- STORED DATA -
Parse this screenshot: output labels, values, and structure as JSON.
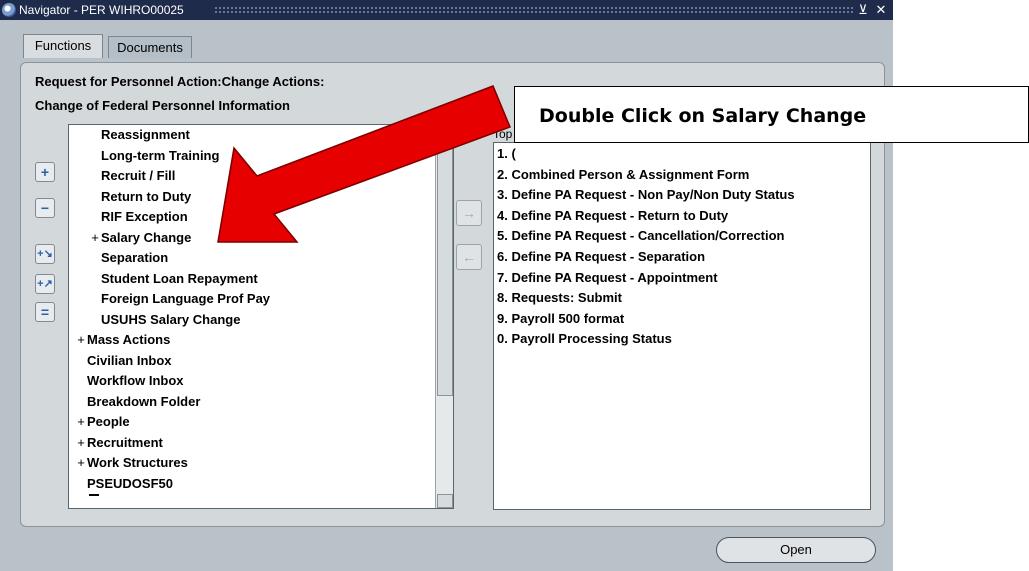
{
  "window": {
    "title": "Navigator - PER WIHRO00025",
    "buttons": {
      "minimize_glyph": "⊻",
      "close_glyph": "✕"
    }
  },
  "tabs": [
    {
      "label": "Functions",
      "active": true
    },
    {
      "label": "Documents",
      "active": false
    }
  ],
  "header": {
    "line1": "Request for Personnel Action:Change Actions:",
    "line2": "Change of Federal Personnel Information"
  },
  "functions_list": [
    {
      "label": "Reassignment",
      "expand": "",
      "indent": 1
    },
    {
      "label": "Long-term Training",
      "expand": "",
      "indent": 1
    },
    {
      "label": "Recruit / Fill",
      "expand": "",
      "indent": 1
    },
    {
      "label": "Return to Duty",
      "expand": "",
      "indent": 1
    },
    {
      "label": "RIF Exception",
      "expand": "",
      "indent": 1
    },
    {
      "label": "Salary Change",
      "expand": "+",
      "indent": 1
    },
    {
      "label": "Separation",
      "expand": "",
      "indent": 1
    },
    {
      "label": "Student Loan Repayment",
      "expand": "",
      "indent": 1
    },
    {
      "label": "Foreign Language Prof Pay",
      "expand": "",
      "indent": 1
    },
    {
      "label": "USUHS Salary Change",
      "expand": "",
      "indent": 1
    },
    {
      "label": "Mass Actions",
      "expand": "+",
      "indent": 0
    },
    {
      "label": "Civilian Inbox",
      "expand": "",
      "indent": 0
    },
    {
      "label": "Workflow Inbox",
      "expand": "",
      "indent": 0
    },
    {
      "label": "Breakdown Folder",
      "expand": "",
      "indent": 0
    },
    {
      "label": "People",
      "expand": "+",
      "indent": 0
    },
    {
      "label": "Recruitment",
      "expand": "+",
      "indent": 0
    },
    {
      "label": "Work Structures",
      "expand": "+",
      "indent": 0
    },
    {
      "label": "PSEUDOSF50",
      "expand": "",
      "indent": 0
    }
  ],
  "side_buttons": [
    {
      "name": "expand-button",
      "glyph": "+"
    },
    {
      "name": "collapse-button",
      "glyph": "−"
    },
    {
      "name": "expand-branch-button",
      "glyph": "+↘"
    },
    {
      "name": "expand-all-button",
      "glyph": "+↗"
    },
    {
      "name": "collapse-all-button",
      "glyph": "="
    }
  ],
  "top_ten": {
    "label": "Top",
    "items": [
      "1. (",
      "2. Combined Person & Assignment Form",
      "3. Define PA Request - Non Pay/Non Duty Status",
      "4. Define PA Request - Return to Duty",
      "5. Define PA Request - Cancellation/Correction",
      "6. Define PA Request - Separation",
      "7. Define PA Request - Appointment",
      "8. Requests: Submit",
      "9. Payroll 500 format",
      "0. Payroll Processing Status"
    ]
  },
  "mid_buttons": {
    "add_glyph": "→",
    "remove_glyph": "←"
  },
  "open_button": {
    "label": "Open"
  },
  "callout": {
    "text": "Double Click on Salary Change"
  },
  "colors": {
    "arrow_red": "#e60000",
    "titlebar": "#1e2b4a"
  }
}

- TASK TO COMPLETE -
Count how many lines of the listing above include "name" and report that number alone.

- ANSWER FOR THIS EXERCISE -
5